● DATA SUPPLIED

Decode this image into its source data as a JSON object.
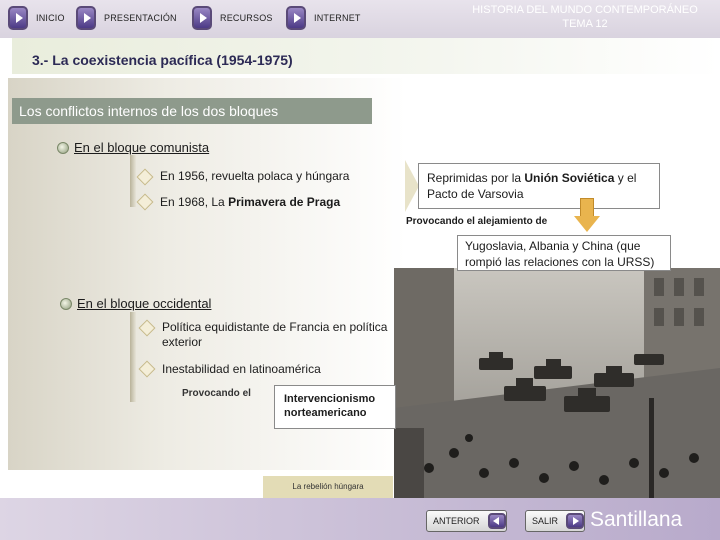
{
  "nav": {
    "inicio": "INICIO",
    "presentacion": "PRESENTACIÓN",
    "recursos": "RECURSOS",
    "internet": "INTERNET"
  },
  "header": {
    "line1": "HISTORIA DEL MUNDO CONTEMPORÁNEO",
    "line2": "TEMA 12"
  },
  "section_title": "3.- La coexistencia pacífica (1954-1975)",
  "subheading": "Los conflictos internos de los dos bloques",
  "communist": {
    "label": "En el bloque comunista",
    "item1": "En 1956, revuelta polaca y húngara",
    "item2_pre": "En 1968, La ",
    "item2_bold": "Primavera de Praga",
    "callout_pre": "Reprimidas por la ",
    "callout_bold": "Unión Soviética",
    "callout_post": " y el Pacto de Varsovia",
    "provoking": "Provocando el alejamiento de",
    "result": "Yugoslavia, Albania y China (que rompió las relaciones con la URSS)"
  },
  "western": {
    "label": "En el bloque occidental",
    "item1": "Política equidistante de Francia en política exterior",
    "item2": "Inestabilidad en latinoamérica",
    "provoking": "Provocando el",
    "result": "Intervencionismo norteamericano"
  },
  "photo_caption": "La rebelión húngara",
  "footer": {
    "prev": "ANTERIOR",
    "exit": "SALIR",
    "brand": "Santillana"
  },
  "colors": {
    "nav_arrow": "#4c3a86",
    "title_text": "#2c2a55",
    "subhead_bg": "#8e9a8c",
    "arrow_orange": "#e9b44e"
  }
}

● SET TASK
Locate the word "provoking" in the data above. Copy every line carrying it.

● ANSWER
    "provoking": "Provocando el alejamiento de",
    "provoking": "Provocando el",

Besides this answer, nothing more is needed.